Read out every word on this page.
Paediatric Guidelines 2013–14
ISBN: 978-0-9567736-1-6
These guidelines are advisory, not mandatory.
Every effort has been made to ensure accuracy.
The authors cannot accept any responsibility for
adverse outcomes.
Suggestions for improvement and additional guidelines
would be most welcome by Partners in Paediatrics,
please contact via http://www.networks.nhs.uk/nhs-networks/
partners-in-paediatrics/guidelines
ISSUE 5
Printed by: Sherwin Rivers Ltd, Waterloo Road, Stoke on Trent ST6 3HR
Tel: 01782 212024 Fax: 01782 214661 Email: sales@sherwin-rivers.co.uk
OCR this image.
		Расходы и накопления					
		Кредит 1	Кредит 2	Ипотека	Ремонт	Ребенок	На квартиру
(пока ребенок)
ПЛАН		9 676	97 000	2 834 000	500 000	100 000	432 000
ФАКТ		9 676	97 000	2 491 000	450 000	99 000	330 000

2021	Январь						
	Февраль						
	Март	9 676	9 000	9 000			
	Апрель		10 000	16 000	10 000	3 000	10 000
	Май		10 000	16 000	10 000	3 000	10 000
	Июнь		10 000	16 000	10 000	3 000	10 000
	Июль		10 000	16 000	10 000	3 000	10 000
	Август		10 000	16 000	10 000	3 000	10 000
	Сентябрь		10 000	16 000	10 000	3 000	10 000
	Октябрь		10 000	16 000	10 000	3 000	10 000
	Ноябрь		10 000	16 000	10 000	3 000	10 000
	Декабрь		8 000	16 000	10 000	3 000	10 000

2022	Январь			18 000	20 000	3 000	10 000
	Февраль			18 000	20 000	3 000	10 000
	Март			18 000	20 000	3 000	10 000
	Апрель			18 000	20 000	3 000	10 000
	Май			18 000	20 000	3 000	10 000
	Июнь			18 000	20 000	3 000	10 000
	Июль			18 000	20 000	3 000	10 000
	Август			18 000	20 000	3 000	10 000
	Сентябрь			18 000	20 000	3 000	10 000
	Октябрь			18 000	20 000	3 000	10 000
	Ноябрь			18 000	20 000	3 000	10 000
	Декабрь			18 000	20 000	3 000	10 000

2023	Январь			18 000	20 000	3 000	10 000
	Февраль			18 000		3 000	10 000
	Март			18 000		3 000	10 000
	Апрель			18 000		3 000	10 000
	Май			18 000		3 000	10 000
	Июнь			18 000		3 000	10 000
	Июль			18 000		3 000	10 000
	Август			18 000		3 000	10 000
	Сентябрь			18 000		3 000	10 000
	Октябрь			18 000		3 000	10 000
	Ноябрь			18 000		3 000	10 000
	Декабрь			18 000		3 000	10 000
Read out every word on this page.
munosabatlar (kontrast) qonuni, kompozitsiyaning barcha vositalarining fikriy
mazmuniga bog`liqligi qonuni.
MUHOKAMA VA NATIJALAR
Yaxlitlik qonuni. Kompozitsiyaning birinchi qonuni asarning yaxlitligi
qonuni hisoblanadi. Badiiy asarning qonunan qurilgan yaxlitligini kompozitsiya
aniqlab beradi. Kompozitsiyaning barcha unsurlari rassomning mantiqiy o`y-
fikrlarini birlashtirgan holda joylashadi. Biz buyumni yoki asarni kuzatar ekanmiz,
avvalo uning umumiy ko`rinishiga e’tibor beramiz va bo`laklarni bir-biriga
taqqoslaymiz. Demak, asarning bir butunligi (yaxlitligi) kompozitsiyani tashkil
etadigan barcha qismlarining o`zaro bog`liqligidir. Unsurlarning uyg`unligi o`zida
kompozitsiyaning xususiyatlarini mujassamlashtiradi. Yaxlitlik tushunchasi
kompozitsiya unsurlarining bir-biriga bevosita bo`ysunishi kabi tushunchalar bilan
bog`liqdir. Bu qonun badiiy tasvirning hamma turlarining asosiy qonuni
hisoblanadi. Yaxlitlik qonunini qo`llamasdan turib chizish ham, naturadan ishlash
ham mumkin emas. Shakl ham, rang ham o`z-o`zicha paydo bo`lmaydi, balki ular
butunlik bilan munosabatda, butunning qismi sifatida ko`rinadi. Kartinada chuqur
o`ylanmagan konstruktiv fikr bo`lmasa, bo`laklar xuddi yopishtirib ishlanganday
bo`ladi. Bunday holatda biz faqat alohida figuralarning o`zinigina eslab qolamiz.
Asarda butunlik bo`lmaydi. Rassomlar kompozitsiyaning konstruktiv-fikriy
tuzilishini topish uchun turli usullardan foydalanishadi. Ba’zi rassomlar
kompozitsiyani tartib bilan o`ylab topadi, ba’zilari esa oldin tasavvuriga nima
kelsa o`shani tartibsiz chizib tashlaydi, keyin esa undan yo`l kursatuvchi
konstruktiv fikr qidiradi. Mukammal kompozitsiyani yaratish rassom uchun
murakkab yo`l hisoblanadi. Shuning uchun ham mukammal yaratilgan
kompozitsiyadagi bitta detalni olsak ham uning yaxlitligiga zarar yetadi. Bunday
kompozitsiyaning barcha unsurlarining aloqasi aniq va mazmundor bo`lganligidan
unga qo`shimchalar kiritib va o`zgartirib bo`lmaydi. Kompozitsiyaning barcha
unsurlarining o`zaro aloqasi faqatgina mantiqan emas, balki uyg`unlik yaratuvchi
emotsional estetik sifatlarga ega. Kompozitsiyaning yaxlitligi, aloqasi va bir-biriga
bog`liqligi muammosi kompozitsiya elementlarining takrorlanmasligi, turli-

■ WHAT YOU WILL DO
From the data above, copy each line where the string "Июль" appears.

■ FULL SOLUTION
	Июль		10 000	16 000	10 000	3 000	10 000
	Июль			18 000	20 000	3 000	10 000
	Июль			18 000		3 000	10 000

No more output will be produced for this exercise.